Aim of the task. All the data should come back exactly as it was given.

=== Record excerpts ===

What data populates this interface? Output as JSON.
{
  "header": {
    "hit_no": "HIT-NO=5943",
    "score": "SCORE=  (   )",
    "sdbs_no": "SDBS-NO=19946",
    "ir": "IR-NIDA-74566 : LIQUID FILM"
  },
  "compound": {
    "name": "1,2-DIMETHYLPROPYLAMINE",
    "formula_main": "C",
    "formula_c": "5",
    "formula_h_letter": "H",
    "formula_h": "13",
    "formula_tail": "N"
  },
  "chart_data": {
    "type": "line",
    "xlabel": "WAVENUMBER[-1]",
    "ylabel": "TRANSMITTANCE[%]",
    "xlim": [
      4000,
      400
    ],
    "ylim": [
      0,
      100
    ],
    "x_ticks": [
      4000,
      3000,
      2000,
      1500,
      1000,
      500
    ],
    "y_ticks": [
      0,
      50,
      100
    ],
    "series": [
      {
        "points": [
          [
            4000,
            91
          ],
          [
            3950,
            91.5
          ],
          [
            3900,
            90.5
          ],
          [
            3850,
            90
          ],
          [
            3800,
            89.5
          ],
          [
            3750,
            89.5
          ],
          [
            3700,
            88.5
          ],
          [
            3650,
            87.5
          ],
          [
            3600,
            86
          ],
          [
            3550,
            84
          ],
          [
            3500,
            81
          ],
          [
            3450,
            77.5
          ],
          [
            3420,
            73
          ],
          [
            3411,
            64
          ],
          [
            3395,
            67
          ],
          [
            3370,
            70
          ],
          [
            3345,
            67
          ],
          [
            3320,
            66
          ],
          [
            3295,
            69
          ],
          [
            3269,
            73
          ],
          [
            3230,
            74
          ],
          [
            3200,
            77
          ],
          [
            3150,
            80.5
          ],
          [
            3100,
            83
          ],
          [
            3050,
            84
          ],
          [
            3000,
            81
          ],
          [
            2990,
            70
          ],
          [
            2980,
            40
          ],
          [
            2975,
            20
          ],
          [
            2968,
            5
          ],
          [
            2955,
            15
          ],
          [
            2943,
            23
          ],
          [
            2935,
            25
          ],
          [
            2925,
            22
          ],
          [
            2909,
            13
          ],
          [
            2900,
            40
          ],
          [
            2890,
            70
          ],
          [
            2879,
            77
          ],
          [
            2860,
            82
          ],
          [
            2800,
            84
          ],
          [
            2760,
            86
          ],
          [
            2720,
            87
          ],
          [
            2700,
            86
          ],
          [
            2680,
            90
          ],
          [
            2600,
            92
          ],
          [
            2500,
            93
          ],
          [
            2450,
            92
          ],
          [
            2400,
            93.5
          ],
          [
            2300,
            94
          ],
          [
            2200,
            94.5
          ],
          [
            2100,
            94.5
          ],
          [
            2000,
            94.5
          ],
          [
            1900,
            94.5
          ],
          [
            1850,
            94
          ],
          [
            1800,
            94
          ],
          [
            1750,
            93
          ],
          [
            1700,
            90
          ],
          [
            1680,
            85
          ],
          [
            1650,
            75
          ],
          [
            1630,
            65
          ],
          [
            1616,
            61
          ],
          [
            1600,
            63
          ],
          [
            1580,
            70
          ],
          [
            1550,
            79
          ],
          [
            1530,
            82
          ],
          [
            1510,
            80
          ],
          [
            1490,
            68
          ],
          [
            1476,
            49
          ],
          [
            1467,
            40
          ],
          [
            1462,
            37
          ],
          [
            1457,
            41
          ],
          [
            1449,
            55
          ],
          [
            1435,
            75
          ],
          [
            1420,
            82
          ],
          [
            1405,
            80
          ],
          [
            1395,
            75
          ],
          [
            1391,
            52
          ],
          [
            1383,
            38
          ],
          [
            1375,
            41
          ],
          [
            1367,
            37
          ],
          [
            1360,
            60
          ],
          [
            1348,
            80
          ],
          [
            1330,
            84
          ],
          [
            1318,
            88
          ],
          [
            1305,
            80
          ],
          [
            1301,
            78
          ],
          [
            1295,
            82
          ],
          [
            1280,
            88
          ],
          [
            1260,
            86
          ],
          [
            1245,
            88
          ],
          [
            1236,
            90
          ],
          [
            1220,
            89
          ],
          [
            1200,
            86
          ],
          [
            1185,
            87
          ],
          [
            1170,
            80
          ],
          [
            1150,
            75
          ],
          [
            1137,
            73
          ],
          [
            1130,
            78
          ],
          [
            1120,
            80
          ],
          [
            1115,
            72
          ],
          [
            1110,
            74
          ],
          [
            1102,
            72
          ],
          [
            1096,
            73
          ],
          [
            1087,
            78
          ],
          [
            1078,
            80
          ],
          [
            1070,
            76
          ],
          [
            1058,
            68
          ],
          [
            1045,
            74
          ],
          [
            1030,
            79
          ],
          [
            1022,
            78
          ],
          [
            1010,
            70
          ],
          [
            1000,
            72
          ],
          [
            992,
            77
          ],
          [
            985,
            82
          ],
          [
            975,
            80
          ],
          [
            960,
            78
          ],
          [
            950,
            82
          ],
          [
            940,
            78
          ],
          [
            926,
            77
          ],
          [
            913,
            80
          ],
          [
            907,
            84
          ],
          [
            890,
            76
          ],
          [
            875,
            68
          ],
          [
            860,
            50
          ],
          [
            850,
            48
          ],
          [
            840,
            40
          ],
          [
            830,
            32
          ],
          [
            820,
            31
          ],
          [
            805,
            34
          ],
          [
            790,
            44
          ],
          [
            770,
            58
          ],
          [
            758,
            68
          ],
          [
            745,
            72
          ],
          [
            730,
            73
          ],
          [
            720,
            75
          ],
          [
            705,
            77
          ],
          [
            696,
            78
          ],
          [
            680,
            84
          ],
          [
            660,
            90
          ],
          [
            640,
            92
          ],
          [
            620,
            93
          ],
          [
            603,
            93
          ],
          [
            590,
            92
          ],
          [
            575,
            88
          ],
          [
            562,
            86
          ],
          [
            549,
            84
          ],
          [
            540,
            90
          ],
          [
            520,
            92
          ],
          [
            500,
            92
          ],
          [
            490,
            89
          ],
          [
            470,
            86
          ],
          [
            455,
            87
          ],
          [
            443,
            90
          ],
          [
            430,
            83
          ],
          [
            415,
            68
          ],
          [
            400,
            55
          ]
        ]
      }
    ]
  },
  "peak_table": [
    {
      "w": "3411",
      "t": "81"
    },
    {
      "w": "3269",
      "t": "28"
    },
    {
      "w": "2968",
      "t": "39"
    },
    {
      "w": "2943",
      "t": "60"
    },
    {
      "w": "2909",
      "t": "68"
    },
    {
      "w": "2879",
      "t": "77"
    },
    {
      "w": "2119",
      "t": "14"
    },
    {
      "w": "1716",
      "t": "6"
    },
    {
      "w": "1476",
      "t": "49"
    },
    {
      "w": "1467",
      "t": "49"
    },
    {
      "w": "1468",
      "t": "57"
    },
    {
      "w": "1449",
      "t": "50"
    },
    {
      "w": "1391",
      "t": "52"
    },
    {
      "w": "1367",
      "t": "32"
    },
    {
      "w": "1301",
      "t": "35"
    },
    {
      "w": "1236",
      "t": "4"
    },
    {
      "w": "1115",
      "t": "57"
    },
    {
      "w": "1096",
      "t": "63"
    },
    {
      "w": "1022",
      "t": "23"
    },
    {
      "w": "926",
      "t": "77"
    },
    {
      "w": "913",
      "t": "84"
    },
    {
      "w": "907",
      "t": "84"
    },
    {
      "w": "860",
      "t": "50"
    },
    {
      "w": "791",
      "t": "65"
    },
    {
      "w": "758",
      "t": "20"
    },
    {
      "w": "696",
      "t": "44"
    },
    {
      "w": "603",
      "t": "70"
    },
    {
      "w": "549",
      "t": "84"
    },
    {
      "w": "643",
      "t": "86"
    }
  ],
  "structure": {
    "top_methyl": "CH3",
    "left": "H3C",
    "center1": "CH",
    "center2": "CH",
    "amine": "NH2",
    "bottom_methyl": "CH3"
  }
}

===

Problem solution.
What data populates this interface? Output as JSON.
{
  "header": {
    "hit_no": "HIT-NO=5943",
    "score": "SCORE=  (   )",
    "sdbs_no": "SDBS-NO=19946",
    "ir": "IR-NIDA-74566 : LIQUID FILM"
  },
  "compound": {
    "name": "1,2-DIMETHYLPROPYLAMINE",
    "formula_main": "C",
    "formula_c": "5",
    "formula_h_letter": "H",
    "formula_h": "13",
    "formula_tail": "N"
  },
  "chart_data": {
    "type": "line",
    "xlabel": "WAVENUMBER[-1]",
    "ylabel": "TRANSMITTANCE[%]",
    "xlim": [
      4000,
      400
    ],
    "ylim": [
      0,
      100
    ],
    "x_ticks": [
      4000,
      3000,
      2000,
      1500,
      1000,
      500
    ],
    "y_ticks": [
      0,
      50,
      100
    ],
    "series": [
      {
        "points": [
          [
            4000,
            91
          ],
          [
            3950,
            91.5
          ],
          [
            3900,
            90.5
          ],
          [
            3850,
            90
          ],
          [
            3800,
            89.5
          ],
          [
            3750,
            89.5
          ],
          [
            3700,
            88.5
          ],
          [
            3650,
            87.5
          ],
          [
            3600,
            86
          ],
          [
            3550,
            84
          ],
          [
            3500,
            81
          ],
          [
            3450,
            77.5
          ],
          [
            3420,
            73
          ],
          [
            3411,
            64
          ],
          [
            3395,
            67
          ],
          [
            3370,
            70
          ],
          [
            3345,
            67
          ],
          [
            3320,
            66
          ],
          [
            3295,
            69
          ],
          [
            3269,
            73
          ],
          [
            3230,
            74
          ],
          [
            3200,
            77
          ],
          [
            3150,
            80.5
          ],
          [
            3100,
            83
          ],
          [
            3050,
            84
          ],
          [
            3000,
            81
          ],
          [
            2990,
            70
          ],
          [
            2980,
            40
          ],
          [
            2975,
            20
          ],
          [
            2968,
            5
          ],
          [
            2955,
            15
          ],
          [
            2943,
            23
          ],
          [
            2935,
            25
          ],
          [
            2925,
            22
          ],
          [
            2909,
            13
          ],
          [
            2900,
            40
          ],
          [
            2890,
            70
          ],
          [
            2879,
            77
          ],
          [
            2860,
            82
          ],
          [
            2800,
            84
          ],
          [
            2760,
            86
          ],
          [
            2720,
            87
          ],
          [
            2700,
            86
          ],
          [
            2680,
            90
          ],
          [
            2600,
            92
          ],
          [
            2500,
            93
          ],
          [
            2450,
            92
          ],
          [
            2400,
            93.5
          ],
          [
            2300,
            94
          ],
          [
            2200,
            94.5
          ],
          [
            2100,
            94.5
          ],
          [
            2000,
            94.5
          ],
          [
            1900,
            94.5
          ],
          [
            1850,
            94
          ],
          [
            1800,
            94
          ],
          [
            1750,
            93
          ],
          [
            1700,
            90
          ],
          [
            1680,
            85
          ],
          [
            1650,
            75
          ],
          [
            1630,
            65
          ],
          [
            1616,
            61
          ],
          [
            1600,
            63
          ],
          [
            1580,
            70
          ],
          [
            1550,
            79
          ],
          [
            1530,
            82
          ],
          [
            1510,
            80
          ],
          [
            1490,
            68
          ],
          [
            1476,
            49
          ],
          [
            1467,
            40
          ],
          [
            1462,
            37
          ],
          [
            1457,
            41
          ],
          [
            1449,
            55
          ],
          [
            1435,
            75
          ],
          [
            1420,
            82
          ],
          [
            1405,
            80
          ],
          [
            1395,
            75
          ],
          [
            1391,
            52
          ],
          [
            1383,
            38
          ],
          [
            1375,
            41
          ],
          [
            1367,
            37
          ],
          [
            1360,
            60
          ],
          [
            1348,
            80
          ],
          [
            1330,
            84
          ],
          [
            1318,
            88
          ],
          [
            1305,
            80
          ],
          [
            1301,
            78
          ],
          [
            1295,
            82
          ],
          [
            1280,
            88
          ],
          [
            1260,
            86
          ],
          [
            1245,
            88
          ],
          [
            1236,
            90
          ],
          [
            1220,
            89
          ],
          [
            1200,
            86
          ],
          [
            1185,
            87
          ],
          [
            1170,
            80
          ],
          [
            1150,
            75
          ],
          [
            1137,
            73
          ],
          [
            1130,
            78
          ],
          [
            1120,
            80
          ],
          [
            1115,
            72
          ],
          [
            1110,
            74
          ],
          [
            1102,
            72
          ],
          [
            1096,
            73
          ],
          [
            1087,
            78
          ],
          [
            1078,
            80
          ],
          [
            1070,
            76
          ],
          [
            1058,
            68
          ],
          [
            1045,
            74
          ],
          [
            1030,
            79
          ],
          [
            1022,
            78
          ],
          [
            1010,
            70
          ],
          [
            1000,
            72
          ],
          [
            992,
            77
          ],
          [
            985,
            82
          ],
          [
            975,
            80
          ],
          [
            960,
            78
          ],
          [
            950,
            82
          ],
          [
            940,
            78
          ],
          [
            926,
            77
          ],
          [
            913,
            80
          ],
          [
            907,
            84
          ],
          [
            890,
            76
          ],
          [
            875,
            68
          ],
          [
            860,
            50
          ],
          [
            850,
            48
          ],
          [
            840,
            40
          ],
          [
            830,
            32
          ],
          [
            820,
            31
          ],
          [
            805,
            34
          ],
          [
            790,
            44
          ],
          [
            770,
            58
          ],
          [
            758,
            68
          ],
          [
            745,
            72
          ],
          [
            730,
            73
          ],
          [
            720,
            75
          ],
          [
            705,
            77
          ],
          [
            696,
            78
          ],
          [
            680,
            84
          ],
          [
            660,
            90
          ],
          [
            640,
            92
          ],
          [
            620,
            93
          ],
          [
            603,
            93
          ],
          [
            590,
            92
          ],
          [
            575,
            88
          ],
          [
            562,
            86
          ],
          [
            549,
            84
          ],
          [
            540,
            90
          ],
          [
            520,
            92
          ],
          [
            500,
            92
          ],
          [
            490,
            89
          ],
          [
            470,
            86
          ],
          [
            455,
            87
          ],
          [
            443,
            90
          ],
          [
            430,
            83
          ],
          [
            415,
            68
          ],
          [
            400,
            55
          ]
        ]
      }
    ]
  },
  "peak_table": [
    {
      "w": "3411",
      "t": "81"
    },
    {
      "w": "3269",
      "t": "28"
    },
    {
      "w": "2968",
      "t": "39"
    },
    {
      "w": "2943",
      "t": "60"
    },
    {
      "w": "2909",
      "t": "68"
    },
    {
      "w": "2879",
      "t": "77"
    },
    {
      "w": "2119",
      "t": "14"
    },
    {
      "w": "1716",
      "t": "6"
    },
    {
      "w": "1476",
      "t": "49"
    },
    {
      "w": "1467",
      "t": "49"
    },
    {
      "w": "1468",
      "t": "57"
    },
    {
      "w": "1449",
      "t": "50"
    },
    {
      "w": "1391",
      "t": "52"
    },
    {
      "w": "1367",
      "t": "32"
    },
    {
      "w": "1301",
      "t": "35"
    },
    {
      "w": "1236",
      "t": "4"
    },
    {
      "w": "1115",
      "t": "57"
    },
    {
      "w": "1096",
      "t": "63"
    },
    {
      "w": "1022",
      "t": "23"
    },
    {
      "w": "926",
      "t": "77"
    },
    {
      "w": "913",
      "t": "84"
    },
    {
      "w": "907",
      "t": "84"
    },
    {
      "w": "860",
      "t": "50"
    },
    {
      "w": "791",
      "t": "65"
    },
    {
      "w": "758",
      "t": "20"
    },
    {
      "w": "696",
      "t": "44"
    },
    {
      "w": "603",
      "t": "70"
    },
    {
      "w": "549",
      "t": "84"
    },
    {
      "w": "643",
      "t": "86"
    }
  ],
  "structure": {
    "top_methyl": "CH3",
    "left": "H3C",
    "center1": "CH",
    "center2": "CH",
    "amine": "NH2",
    "bottom_methyl": "CH3"
  }
}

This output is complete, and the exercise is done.